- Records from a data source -
+---+
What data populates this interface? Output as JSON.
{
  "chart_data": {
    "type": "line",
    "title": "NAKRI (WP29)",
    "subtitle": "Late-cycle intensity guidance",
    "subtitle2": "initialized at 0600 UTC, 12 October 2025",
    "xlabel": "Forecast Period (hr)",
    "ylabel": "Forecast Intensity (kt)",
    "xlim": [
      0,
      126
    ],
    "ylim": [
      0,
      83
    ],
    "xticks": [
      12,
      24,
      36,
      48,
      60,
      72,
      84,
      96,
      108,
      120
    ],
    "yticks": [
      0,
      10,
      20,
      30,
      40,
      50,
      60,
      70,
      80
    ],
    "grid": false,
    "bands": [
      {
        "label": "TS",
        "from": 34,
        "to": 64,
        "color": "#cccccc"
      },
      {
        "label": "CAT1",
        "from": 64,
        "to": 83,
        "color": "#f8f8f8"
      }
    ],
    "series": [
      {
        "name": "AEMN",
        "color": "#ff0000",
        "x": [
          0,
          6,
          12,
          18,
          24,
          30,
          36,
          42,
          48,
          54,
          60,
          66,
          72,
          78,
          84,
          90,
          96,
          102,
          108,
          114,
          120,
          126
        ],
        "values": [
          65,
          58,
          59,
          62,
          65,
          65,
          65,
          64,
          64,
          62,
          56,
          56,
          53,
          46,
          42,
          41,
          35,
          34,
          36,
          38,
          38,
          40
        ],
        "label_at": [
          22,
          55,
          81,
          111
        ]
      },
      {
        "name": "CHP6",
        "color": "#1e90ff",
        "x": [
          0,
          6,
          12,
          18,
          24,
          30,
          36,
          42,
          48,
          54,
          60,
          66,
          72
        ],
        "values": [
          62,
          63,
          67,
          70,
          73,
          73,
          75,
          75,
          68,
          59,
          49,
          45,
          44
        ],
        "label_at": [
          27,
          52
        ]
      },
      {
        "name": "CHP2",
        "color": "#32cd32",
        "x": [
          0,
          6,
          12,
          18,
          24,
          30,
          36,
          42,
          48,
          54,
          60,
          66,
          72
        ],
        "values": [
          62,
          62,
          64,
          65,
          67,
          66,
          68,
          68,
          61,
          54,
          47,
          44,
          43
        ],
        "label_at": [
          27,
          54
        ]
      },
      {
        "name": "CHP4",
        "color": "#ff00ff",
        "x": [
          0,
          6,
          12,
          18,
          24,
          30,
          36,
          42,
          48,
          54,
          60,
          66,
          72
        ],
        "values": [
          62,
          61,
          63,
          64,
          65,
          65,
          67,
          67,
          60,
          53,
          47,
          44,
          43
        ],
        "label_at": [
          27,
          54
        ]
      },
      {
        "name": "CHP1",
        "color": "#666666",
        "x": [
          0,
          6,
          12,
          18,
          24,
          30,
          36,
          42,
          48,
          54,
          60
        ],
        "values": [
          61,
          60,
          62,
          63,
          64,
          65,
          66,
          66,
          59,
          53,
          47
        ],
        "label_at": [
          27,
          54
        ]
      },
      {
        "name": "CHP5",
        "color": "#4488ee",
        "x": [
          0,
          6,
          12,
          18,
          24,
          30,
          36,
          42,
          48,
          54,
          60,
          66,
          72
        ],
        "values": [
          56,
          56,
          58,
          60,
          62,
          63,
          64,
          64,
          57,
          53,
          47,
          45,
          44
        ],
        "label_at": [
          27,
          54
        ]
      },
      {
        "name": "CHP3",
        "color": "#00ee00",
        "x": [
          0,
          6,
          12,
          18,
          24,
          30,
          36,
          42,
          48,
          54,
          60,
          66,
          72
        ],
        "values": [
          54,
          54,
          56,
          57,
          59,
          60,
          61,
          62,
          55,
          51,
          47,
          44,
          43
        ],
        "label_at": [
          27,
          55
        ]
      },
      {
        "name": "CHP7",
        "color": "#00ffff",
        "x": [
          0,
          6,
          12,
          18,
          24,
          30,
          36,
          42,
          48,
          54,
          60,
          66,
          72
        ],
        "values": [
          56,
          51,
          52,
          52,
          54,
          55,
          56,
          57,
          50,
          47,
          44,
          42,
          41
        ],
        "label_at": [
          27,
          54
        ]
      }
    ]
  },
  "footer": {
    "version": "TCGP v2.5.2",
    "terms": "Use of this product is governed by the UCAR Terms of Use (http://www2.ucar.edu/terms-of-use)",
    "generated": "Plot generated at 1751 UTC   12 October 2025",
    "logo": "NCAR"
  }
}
+---+
Return each line that includes "color".

        "color": "#cccccc"
        "color": "#f8f8f8"
        "color": "#ff0000",
        "color": "#1e90ff",
        "color": "#32cd32",
        "color": "#ff00ff",
        "color": "#666666",
        "color": "#4488ee",
        "color": "#00ee00",
        "color": "#00ffff",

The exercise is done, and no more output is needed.